"""

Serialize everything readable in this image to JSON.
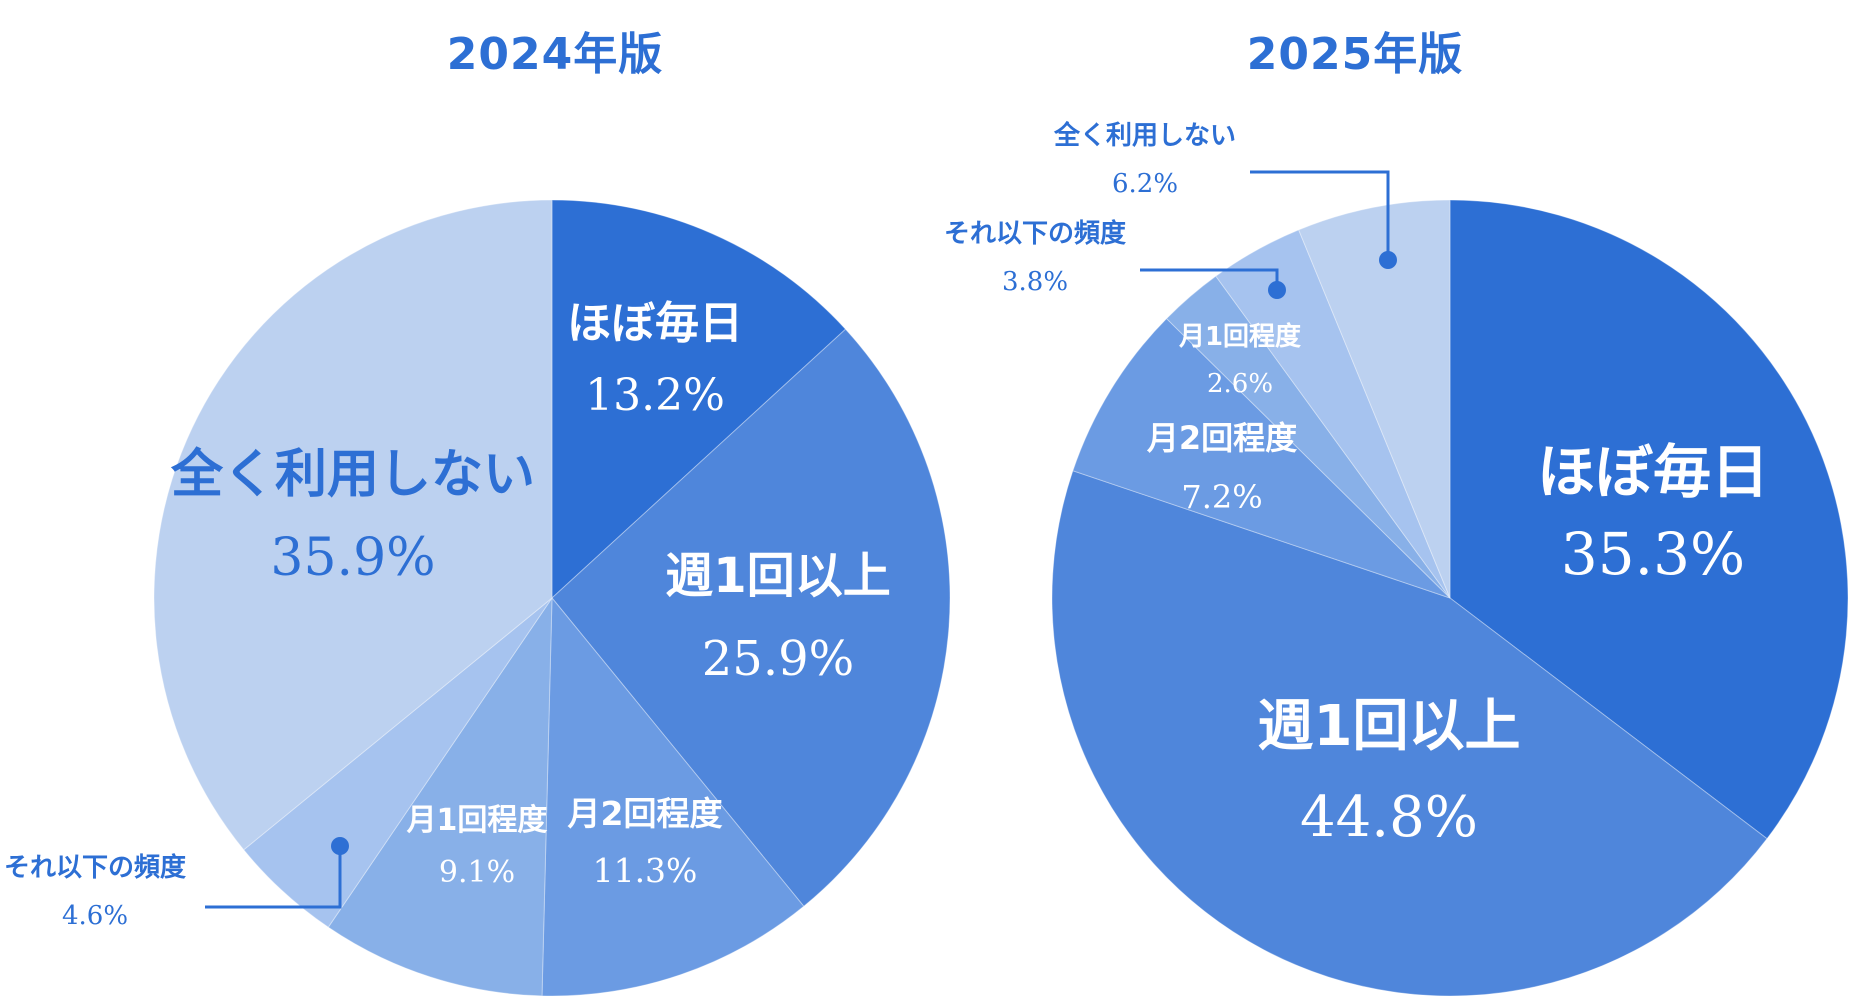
{
  "colors": {
    "title": "#2d6fd4",
    "label_dark": "#2d6fd4",
    "leader": "#2d6fd4",
    "white": "#ffffff"
  },
  "chart_data": [
    {
      "type": "pie",
      "title": "2024年版",
      "slices": [
        {
          "label": "ほぼ毎日",
          "value": 13.2,
          "value_text": "13.2%",
          "color": "#2d6fd4"
        },
        {
          "label": "週1回以上",
          "value": 25.9,
          "value_text": "25.9%",
          "color": "#4f86db"
        },
        {
          "label": "月2回程度",
          "value": 11.3,
          "value_text": "11.3%",
          "color": "#6b9be3"
        },
        {
          "label": "月1回程度",
          "value": 9.1,
          "value_text": "9.1%",
          "color": "#88b0e8"
        },
        {
          "label": "それ以下の頻度",
          "value": 4.6,
          "value_text": "4.6%",
          "color": "#a6c3ef"
        },
        {
          "label": "全く利用しない",
          "value": 35.9,
          "value_text": "35.9%",
          "color": "#bcd1f0"
        }
      ]
    },
    {
      "type": "pie",
      "title": "2025年版",
      "slices": [
        {
          "label": "ほぼ毎日",
          "value": 35.3,
          "value_text": "35.3%",
          "color": "#2d6fd4"
        },
        {
          "label": "週1回以上",
          "value": 44.8,
          "value_text": "44.8%",
          "color": "#4f86db"
        },
        {
          "label": "月2回程度",
          "value": 7.2,
          "value_text": "7.2%",
          "color": "#6b9be3"
        },
        {
          "label": "月1回程度",
          "value": 2.6,
          "value_text": "2.6%",
          "color": "#88b0e8"
        },
        {
          "label": "それ以下の頻度",
          "value": 3.8,
          "value_text": "3.8%",
          "color": "#a6c3ef"
        },
        {
          "label": "全く利用しない",
          "value": 6.2,
          "value_text": "6.2%",
          "color": "#bcd1f0"
        }
      ]
    }
  ]
}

"""

Problem statement: Tally the lines of the data that hold the string "title". Answer with the number and nothing more.

Solution for this exercise: 3